**RECORDS PROVIDED**
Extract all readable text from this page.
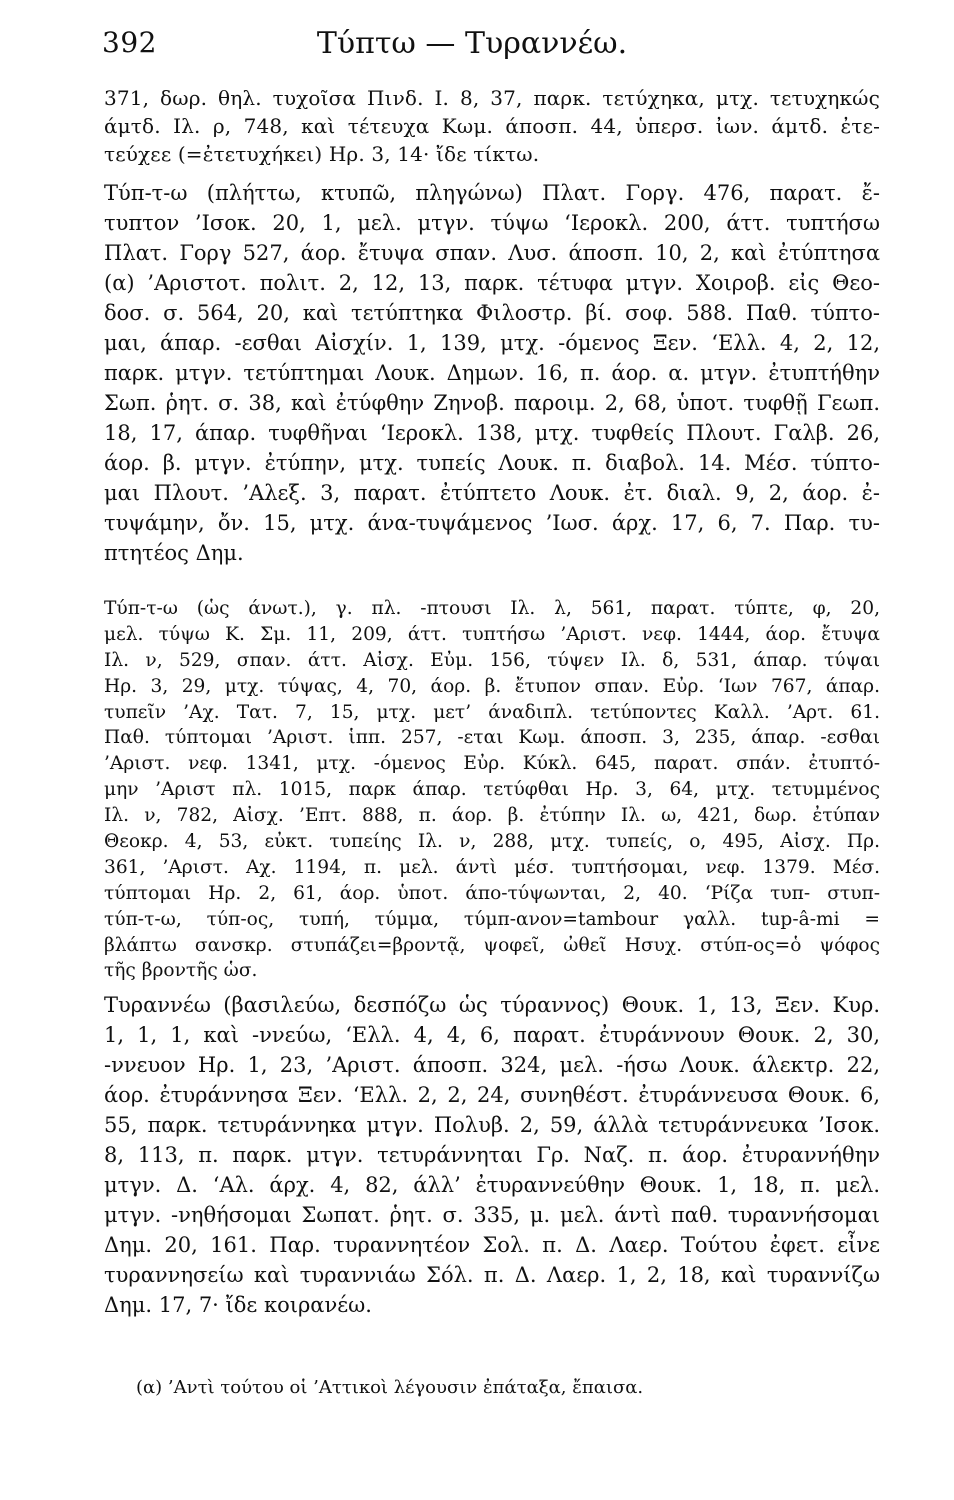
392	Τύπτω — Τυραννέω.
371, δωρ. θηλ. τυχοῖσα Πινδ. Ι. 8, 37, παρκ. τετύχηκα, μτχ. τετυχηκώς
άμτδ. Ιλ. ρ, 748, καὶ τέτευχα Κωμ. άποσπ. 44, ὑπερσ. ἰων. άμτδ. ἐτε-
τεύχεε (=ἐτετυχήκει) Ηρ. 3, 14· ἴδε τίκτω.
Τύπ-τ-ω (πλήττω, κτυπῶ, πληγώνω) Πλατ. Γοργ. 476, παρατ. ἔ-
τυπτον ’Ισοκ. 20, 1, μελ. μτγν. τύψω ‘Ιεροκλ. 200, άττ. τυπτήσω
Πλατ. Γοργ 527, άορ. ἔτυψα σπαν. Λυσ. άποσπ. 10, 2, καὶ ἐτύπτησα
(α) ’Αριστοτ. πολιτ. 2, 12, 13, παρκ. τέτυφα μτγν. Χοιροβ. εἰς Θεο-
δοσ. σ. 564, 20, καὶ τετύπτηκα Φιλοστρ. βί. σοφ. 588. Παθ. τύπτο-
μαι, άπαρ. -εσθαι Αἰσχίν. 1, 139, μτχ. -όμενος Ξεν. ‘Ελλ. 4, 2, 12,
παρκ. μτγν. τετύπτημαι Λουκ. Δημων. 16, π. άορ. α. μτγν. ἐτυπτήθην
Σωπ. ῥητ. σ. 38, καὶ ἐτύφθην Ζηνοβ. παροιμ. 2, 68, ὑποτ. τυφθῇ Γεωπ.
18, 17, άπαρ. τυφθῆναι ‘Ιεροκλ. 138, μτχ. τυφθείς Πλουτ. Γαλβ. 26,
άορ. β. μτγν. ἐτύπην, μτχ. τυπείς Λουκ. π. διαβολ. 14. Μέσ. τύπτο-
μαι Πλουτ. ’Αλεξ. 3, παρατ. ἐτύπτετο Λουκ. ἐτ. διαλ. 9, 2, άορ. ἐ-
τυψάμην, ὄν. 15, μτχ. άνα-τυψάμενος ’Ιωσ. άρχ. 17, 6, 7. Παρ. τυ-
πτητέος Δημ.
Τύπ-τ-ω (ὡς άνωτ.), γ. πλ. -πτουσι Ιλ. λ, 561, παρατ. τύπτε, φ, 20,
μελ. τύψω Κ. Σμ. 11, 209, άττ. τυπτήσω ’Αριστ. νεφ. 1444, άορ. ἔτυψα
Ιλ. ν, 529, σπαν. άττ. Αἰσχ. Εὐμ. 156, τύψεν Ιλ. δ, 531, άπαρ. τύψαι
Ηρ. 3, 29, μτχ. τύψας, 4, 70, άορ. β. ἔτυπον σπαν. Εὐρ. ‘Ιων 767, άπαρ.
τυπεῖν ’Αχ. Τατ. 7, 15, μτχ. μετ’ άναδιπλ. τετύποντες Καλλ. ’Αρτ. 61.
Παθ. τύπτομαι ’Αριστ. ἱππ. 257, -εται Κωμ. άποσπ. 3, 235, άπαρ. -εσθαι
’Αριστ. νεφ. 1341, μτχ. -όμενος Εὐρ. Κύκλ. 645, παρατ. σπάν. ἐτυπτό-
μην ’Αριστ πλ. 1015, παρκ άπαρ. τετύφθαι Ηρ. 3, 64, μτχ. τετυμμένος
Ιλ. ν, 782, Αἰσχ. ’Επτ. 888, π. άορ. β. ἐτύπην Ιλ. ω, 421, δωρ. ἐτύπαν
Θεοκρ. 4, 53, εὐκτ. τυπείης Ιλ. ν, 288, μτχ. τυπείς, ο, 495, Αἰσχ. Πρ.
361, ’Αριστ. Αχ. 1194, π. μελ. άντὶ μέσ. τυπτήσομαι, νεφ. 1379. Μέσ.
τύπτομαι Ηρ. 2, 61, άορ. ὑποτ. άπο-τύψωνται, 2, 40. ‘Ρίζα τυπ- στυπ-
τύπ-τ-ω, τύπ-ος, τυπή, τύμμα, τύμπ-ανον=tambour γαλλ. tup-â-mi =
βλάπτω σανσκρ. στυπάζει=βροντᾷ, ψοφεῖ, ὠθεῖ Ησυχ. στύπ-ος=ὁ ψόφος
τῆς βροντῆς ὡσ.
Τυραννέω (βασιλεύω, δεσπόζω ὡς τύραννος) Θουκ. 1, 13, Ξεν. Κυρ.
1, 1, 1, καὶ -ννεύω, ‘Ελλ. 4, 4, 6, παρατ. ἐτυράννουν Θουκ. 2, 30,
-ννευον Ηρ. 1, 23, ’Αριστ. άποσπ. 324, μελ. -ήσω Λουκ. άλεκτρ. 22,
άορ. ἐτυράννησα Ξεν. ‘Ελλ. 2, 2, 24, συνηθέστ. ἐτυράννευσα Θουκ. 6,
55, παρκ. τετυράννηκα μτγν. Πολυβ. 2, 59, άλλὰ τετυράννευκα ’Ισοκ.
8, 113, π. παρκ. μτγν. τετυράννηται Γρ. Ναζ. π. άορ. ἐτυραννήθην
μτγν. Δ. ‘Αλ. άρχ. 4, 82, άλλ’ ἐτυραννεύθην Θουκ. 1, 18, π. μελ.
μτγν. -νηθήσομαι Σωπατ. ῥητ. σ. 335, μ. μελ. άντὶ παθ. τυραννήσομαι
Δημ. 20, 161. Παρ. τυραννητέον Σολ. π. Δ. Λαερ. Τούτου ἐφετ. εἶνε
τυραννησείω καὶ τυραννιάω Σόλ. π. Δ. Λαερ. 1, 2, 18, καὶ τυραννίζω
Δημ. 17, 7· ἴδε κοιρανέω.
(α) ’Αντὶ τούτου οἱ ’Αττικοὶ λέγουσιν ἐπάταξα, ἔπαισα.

---

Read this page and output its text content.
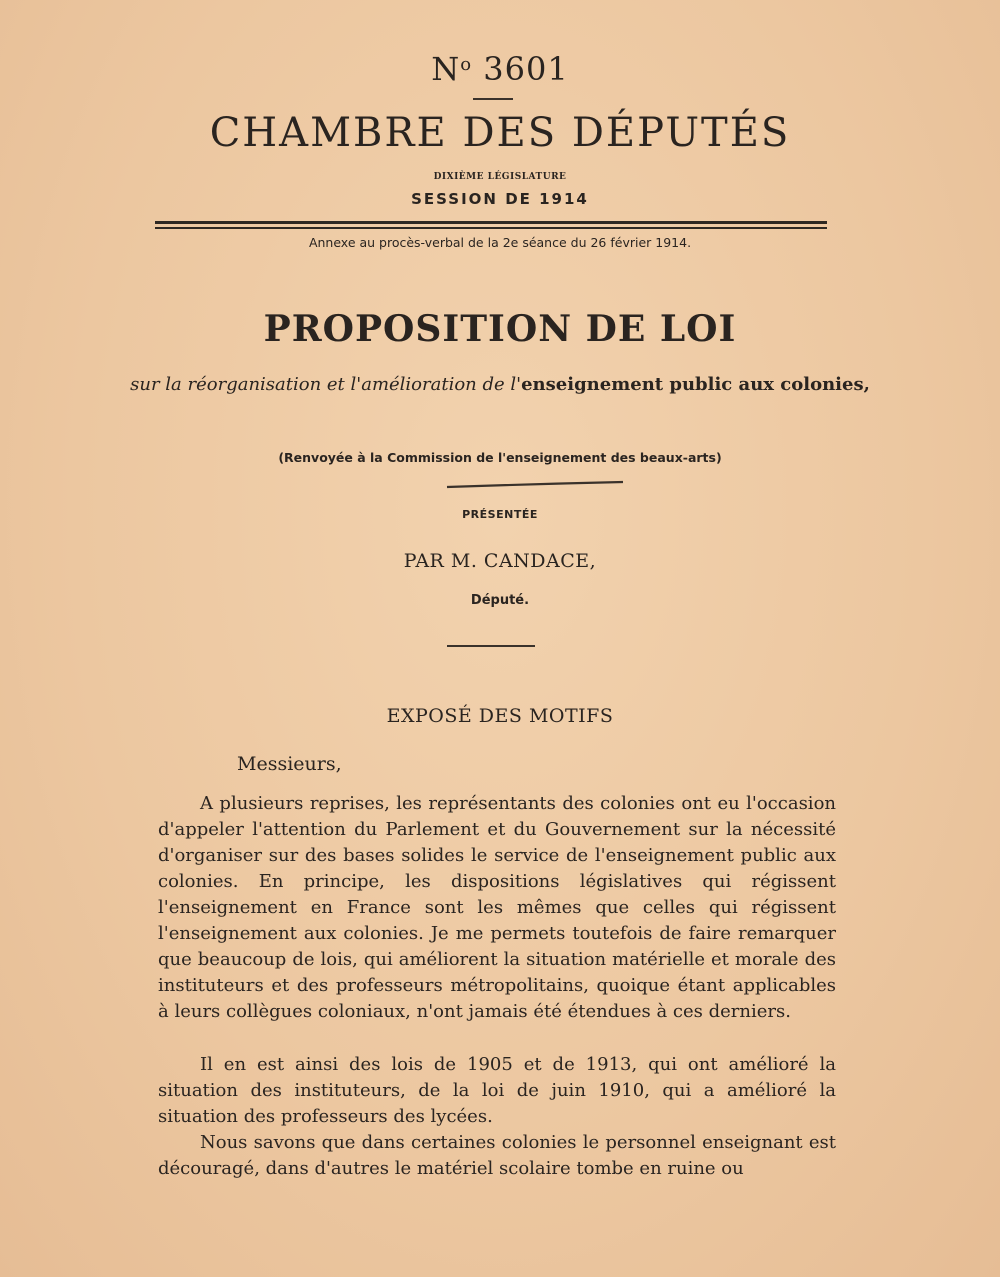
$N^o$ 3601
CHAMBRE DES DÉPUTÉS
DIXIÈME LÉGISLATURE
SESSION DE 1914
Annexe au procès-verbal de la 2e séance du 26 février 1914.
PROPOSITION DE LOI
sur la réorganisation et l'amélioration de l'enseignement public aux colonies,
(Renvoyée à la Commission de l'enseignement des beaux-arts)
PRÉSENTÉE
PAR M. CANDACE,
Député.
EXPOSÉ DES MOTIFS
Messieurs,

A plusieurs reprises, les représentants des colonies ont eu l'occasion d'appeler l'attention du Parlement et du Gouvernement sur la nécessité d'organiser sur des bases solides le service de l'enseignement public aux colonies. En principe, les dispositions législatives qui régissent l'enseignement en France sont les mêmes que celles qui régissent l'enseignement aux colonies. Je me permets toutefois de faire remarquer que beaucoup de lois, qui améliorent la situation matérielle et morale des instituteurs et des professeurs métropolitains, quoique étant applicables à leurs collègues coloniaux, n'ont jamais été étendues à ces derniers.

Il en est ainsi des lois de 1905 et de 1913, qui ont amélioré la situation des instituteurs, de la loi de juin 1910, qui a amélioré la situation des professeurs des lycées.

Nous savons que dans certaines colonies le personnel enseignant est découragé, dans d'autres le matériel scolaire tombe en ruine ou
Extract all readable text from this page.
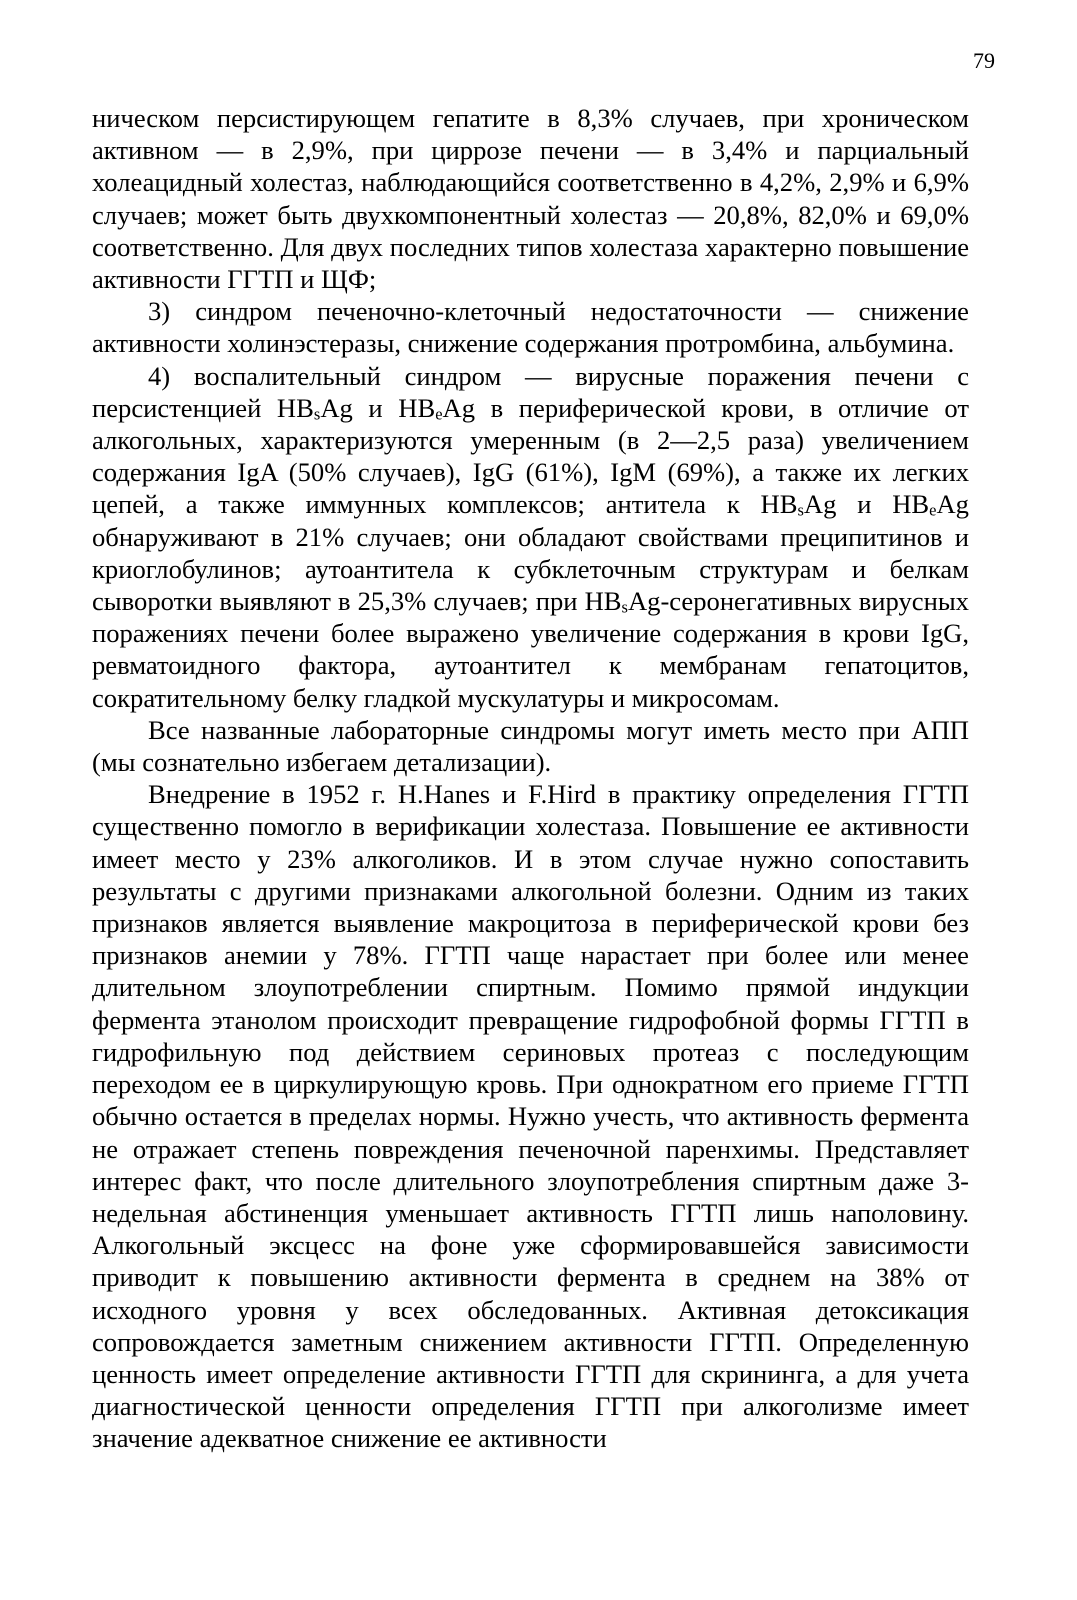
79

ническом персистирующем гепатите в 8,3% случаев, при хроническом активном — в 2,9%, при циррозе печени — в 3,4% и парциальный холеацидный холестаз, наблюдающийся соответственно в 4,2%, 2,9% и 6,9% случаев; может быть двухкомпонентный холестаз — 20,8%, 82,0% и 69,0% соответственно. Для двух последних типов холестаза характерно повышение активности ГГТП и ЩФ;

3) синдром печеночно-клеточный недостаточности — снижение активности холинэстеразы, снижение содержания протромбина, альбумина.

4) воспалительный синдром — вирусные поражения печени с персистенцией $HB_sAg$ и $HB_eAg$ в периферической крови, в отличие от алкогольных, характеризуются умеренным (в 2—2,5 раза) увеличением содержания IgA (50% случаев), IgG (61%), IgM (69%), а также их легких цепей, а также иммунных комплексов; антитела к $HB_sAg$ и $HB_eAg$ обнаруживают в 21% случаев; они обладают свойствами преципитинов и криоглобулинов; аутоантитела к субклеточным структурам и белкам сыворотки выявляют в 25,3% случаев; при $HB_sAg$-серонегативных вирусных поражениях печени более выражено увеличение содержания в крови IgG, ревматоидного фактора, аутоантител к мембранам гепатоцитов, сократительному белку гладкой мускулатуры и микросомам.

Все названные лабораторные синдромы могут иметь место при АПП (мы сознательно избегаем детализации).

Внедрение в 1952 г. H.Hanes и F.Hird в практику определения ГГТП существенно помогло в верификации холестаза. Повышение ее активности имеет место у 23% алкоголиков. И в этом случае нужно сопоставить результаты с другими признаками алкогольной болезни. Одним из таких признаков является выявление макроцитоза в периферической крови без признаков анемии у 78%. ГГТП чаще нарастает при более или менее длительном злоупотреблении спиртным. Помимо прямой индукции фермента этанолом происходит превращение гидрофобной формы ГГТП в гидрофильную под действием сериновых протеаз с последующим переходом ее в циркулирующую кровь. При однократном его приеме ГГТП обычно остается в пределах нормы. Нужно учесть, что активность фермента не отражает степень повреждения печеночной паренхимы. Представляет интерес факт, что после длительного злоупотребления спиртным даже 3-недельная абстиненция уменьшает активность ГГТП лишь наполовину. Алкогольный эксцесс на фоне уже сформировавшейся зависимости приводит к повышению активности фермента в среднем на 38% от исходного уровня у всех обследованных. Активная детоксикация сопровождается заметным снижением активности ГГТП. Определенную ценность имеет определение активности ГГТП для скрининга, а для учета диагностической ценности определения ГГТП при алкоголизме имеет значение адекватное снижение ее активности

**SHORT TASK**
Return all lines of the material above in which the word "Ισοκ" occurs.

**ANSWER**
τυπτον ’Ισοκ. 20, 1, μελ. μτγν. τύψω ‘Ιεροκλ. 200, άττ. τυπτήσω
55, παρκ. τετυράννηκα μτγν. Πολυβ. 2, 59, άλλὰ τετυράννευκα ’Ισοκ.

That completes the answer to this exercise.